## [Given problem]
Pull out from the material below all lines with "time".

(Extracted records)
····················
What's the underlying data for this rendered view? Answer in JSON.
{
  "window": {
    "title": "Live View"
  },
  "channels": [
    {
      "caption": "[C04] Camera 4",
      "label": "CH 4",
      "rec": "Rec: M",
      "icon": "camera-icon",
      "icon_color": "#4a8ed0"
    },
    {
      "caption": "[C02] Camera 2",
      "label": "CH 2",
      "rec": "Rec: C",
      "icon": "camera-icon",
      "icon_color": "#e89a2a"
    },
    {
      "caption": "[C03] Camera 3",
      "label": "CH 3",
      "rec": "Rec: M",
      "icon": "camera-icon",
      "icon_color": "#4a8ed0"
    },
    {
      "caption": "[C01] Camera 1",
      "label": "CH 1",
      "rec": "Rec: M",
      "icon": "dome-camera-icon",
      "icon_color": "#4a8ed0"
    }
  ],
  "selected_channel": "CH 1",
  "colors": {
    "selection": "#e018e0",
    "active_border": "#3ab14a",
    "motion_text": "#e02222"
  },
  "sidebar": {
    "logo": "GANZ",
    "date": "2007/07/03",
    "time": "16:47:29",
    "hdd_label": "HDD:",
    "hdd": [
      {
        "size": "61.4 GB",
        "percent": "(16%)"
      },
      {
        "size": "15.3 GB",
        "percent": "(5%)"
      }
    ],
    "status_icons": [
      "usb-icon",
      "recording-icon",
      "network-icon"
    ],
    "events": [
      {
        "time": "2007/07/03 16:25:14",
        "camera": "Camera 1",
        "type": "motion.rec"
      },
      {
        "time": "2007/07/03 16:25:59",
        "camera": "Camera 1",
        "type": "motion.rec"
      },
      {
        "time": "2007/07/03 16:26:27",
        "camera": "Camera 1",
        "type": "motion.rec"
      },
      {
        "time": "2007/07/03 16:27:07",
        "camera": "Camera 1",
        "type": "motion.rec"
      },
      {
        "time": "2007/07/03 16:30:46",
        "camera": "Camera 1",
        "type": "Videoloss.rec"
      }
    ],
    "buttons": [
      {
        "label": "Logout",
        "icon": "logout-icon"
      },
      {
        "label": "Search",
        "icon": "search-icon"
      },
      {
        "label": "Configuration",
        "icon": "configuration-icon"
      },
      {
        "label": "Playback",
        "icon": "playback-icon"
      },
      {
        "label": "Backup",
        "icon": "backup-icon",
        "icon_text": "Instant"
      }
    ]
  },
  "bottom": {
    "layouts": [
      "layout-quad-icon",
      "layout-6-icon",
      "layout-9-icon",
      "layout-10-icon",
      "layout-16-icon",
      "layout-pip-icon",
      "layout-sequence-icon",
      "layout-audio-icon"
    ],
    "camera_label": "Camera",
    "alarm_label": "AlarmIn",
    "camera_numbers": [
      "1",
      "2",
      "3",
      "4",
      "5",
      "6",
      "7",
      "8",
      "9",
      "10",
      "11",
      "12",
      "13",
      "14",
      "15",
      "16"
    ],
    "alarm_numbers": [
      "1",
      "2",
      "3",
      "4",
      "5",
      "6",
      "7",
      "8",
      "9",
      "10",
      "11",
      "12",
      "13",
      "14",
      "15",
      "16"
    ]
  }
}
····················
## [Answer in full]
    "time": "16:47:29",
        "time": "2007/07/03 16:25:14",
        "time": "2007/07/03 16:25:59",
        "time": "2007/07/03 16:26:27",
        "time": "2007/07/03 16:27:07",
        "time": "2007/07/03 16:30:46",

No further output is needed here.